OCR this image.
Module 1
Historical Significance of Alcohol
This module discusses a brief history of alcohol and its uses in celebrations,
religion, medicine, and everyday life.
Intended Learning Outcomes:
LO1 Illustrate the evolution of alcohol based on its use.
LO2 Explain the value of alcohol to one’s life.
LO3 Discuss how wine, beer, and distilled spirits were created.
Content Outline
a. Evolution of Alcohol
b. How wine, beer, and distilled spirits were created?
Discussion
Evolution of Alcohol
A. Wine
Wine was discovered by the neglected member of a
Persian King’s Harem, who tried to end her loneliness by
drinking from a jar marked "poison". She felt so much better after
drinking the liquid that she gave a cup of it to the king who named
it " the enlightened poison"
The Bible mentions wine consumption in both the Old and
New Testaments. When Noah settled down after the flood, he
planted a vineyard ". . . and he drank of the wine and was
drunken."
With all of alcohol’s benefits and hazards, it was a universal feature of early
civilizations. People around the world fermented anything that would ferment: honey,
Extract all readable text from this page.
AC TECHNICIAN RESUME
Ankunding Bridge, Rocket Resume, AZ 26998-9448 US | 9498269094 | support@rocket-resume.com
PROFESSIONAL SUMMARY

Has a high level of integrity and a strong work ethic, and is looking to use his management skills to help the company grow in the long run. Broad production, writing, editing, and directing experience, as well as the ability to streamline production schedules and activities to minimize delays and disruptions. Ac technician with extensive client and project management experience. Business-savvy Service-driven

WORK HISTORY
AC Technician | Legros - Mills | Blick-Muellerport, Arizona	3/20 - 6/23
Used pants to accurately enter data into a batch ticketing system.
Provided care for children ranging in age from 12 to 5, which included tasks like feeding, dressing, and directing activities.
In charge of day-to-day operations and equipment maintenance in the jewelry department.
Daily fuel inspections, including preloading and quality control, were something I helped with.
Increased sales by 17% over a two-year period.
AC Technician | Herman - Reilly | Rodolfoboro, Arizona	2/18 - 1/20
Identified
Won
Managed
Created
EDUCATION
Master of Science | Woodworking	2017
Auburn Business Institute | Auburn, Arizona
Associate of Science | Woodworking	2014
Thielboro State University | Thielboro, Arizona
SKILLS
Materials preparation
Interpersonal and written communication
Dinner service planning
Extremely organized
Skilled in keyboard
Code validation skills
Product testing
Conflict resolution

◇ ◇ ◇

__SHORT TASK__:
Pull out all lines containing the word "life" from the entries above.

__OUTPUT OF THE EXERCISE__:
religion, medicine, and everyday life.
LO2 Explain the value of alcohol to one’s life.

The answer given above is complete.